INSTRUCTION |
Exactly reproduce each entry, leaving out nothing.

SUPPLIED DATA |
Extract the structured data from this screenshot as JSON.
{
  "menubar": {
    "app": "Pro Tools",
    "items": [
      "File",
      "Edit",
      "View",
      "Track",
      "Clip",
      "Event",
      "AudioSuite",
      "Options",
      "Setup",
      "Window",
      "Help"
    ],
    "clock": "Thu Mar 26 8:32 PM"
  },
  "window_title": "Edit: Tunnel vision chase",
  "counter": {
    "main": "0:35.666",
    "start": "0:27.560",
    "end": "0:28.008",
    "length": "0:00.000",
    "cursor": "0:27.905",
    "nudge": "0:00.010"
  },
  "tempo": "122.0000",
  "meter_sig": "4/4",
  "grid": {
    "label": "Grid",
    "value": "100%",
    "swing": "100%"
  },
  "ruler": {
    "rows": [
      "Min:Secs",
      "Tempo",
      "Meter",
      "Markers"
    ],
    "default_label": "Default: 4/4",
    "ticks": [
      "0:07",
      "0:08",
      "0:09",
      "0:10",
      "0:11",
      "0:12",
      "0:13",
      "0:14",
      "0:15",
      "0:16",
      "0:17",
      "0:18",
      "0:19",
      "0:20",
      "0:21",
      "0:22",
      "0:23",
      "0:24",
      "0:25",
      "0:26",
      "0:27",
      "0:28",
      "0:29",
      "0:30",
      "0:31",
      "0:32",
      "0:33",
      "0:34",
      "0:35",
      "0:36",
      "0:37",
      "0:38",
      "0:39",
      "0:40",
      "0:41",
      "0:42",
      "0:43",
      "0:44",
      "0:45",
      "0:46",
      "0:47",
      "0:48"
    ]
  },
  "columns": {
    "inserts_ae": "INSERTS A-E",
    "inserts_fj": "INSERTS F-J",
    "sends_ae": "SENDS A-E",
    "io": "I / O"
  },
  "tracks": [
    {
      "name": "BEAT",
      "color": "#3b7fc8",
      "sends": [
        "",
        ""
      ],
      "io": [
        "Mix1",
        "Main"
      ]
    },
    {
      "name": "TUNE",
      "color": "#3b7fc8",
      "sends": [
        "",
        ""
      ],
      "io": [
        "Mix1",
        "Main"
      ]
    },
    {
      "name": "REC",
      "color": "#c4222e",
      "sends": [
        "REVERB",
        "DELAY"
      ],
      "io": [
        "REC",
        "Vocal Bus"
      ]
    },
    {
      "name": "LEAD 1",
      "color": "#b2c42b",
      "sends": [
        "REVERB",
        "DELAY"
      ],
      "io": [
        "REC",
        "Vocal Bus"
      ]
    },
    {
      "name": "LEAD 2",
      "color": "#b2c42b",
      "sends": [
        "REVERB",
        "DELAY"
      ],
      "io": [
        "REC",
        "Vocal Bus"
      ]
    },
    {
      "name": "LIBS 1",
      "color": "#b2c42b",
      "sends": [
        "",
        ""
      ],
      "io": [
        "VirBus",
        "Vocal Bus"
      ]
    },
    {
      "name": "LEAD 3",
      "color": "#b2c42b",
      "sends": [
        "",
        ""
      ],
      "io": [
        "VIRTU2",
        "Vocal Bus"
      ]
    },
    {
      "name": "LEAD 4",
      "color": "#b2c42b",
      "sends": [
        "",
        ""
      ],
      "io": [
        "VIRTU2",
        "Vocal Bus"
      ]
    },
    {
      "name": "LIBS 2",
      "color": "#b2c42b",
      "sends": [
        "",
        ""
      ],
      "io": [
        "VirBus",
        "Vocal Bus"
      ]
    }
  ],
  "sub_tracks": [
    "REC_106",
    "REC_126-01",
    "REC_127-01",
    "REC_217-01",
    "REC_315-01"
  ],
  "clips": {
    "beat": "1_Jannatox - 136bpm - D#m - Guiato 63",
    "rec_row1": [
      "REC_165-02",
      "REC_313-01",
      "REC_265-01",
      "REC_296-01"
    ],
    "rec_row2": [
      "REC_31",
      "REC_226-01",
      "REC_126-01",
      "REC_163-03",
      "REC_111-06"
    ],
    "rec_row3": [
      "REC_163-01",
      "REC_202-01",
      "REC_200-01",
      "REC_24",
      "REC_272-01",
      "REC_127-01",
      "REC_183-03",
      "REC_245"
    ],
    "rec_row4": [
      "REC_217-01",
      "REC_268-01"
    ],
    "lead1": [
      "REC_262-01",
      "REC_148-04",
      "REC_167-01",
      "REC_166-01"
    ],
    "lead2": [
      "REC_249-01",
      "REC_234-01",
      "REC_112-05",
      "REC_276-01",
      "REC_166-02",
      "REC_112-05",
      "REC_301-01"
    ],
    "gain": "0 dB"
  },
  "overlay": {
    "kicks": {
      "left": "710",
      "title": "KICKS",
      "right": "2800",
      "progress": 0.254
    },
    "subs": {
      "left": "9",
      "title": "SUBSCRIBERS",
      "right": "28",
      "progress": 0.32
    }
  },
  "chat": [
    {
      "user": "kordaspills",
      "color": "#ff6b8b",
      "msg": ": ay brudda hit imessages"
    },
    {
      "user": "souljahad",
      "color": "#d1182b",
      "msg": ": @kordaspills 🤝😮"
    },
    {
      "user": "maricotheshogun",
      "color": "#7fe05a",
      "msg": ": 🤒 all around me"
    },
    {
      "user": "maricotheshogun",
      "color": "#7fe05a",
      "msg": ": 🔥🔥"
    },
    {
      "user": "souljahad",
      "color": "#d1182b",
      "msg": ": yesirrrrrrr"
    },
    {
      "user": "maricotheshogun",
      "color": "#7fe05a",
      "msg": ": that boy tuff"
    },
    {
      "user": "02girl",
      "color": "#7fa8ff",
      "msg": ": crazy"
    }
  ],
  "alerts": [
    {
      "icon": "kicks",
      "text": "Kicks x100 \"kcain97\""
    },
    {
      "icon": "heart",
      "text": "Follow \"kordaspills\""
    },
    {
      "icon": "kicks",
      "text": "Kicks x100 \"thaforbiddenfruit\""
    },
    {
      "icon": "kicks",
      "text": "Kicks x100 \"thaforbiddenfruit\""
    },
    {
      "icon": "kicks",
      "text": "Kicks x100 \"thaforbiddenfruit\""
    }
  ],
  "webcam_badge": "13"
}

EXERCISE SOLUTION |
Extract the structured data from this screenshot as JSON.
{
  "menubar": {
    "app": "Pro Tools",
    "items": [
      "File",
      "Edit",
      "View",
      "Track",
      "Clip",
      "Event",
      "AudioSuite",
      "Options",
      "Setup",
      "Window",
      "Help"
    ],
    "clock": "Thu Mar 26 8:32 PM"
  },
  "window_title": "Edit: Tunnel vision chase",
  "counter": {
    "main": "0:35.666",
    "start": "0:27.560",
    "end": "0:28.008",
    "length": "0:00.000",
    "cursor": "0:27.905",
    "nudge": "0:00.010"
  },
  "tempo": "122.0000",
  "meter_sig": "4/4",
  "grid": {
    "label": "Grid",
    "value": "100%",
    "swing": "100%"
  },
  "ruler": {
    "rows": [
      "Min:Secs",
      "Tempo",
      "Meter",
      "Markers"
    ],
    "default_label": "Default: 4/4",
    "ticks": [
      "0:07",
      "0:08",
      "0:09",
      "0:10",
      "0:11",
      "0:12",
      "0:13",
      "0:14",
      "0:15",
      "0:16",
      "0:17",
      "0:18",
      "0:19",
      "0:20",
      "0:21",
      "0:22",
      "0:23",
      "0:24",
      "0:25",
      "0:26",
      "0:27",
      "0:28",
      "0:29",
      "0:30",
      "0:31",
      "0:32",
      "0:33",
      "0:34",
      "0:35",
      "0:36",
      "0:37",
      "0:38",
      "0:39",
      "0:40",
      "0:41",
      "0:42",
      "0:43",
      "0:44",
      "0:45",
      "0:46",
      "0:47",
      "0:48"
    ]
  },
  "columns": {
    "inserts_ae": "INSERTS A-E",
    "inserts_fj": "INSERTS F-J",
    "sends_ae": "SENDS A-E",
    "io": "I / O"
  },
  "tracks": [
    {
      "name": "BEAT",
      "color": "#3b7fc8",
      "sends": [
        "",
        ""
      ],
      "io": [
        "Mix1",
        "Main"
      ]
    },
    {
      "name": "TUNE",
      "color": "#3b7fc8",
      "sends": [
        "",
        ""
      ],
      "io": [
        "Mix1",
        "Main"
      ]
    },
    {
      "name": "REC",
      "color": "#c4222e",
      "sends": [
        "REVERB",
        "DELAY"
      ],
      "io": [
        "REC",
        "Vocal Bus"
      ]
    },
    {
      "name": "LEAD 1",
      "color": "#b2c42b",
      "sends": [
        "REVERB",
        "DELAY"
      ],
      "io": [
        "REC",
        "Vocal Bus"
      ]
    },
    {
      "name": "LEAD 2",
      "color": "#b2c42b",
      "sends": [
        "REVERB",
        "DELAY"
      ],
      "io": [
        "REC",
        "Vocal Bus"
      ]
    },
    {
      "name": "LIBS 1",
      "color": "#b2c42b",
      "sends": [
        "",
        ""
      ],
      "io": [
        "VirBus",
        "Vocal Bus"
      ]
    },
    {
      "name": "LEAD 3",
      "color": "#b2c42b",
      "sends": [
        "",
        ""
      ],
      "io": [
        "VIRTU2",
        "Vocal Bus"
      ]
    },
    {
      "name": "LEAD 4",
      "color": "#b2c42b",
      "sends": [
        "",
        ""
      ],
      "io": [
        "VIRTU2",
        "Vocal Bus"
      ]
    },
    {
      "name": "LIBS 2",
      "color": "#b2c42b",
      "sends": [
        "",
        ""
      ],
      "io": [
        "VirBus",
        "Vocal Bus"
      ]
    }
  ],
  "sub_tracks": [
    "REC_106",
    "REC_126-01",
    "REC_127-01",
    "REC_217-01",
    "REC_315-01"
  ],
  "clips": {
    "beat": "1_Jannatox - 136bpm - D#m - Guiato 63",
    "rec_row1": [
      "REC_165-02",
      "REC_313-01",
      "REC_265-01",
      "REC_296-01"
    ],
    "rec_row2": [
      "REC_31",
      "REC_226-01",
      "REC_126-01",
      "REC_163-03",
      "REC_111-06"
    ],
    "rec_row3": [
      "REC_163-01",
      "REC_202-01",
      "REC_200-01",
      "REC_24",
      "REC_272-01",
      "REC_127-01",
      "REC_183-03",
      "REC_245"
    ],
    "rec_row4": [
      "REC_217-01",
      "REC_268-01"
    ],
    "lead1": [
      "REC_262-01",
      "REC_148-04",
      "REC_167-01",
      "REC_166-01"
    ],
    "lead2": [
      "REC_249-01",
      "REC_234-01",
      "REC_112-05",
      "REC_276-01",
      "REC_166-02",
      "REC_112-05",
      "REC_301-01"
    ],
    "gain": "0 dB"
  },
  "overlay": {
    "kicks": {
      "left": "710",
      "title": "KICKS",
      "right": "2800",
      "progress": 0.254
    },
    "subs": {
      "left": "9",
      "title": "SUBSCRIBERS",
      "right": "28",
      "progress": 0.32
    }
  },
  "chat": [
    {
      "user": "kordaspills",
      "color": "#ff6b8b",
      "msg": ": ay brudda hit imessages"
    },
    {
      "user": "souljahad",
      "color": "#d1182b",
      "msg": ": @kordaspills 🤝😮"
    },
    {
      "user": "maricotheshogun",
      "color": "#7fe05a",
      "msg": ": 🤒 all around me"
    },
    {
      "user": "maricotheshogun",
      "color": "#7fe05a",
      "msg": ": 🔥🔥"
    },
    {
      "user": "souljahad",
      "color": "#d1182b",
      "msg": ": yesirrrrrrr"
    },
    {
      "user": "maricotheshogun",
      "color": "#7fe05a",
      "msg": ": that boy tuff"
    },
    {
      "user": "02girl",
      "color": "#7fa8ff",
      "msg": ": crazy"
    }
  ],
  "alerts": [
    {
      "icon": "kicks",
      "text": "Kicks x100 \"kcain97\""
    },
    {
      "icon": "heart",
      "text": "Follow \"kordaspills\""
    },
    {
      "icon": "kicks",
      "text": "Kicks x100 \"thaforbiddenfruit\""
    },
    {
      "icon": "kicks",
      "text": "Kicks x100 \"thaforbiddenfruit\""
    },
    {
      "icon": "kicks",
      "text": "Kicks x100 \"thaforbiddenfruit\""
    }
  ],
  "webcam_badge": "13"
}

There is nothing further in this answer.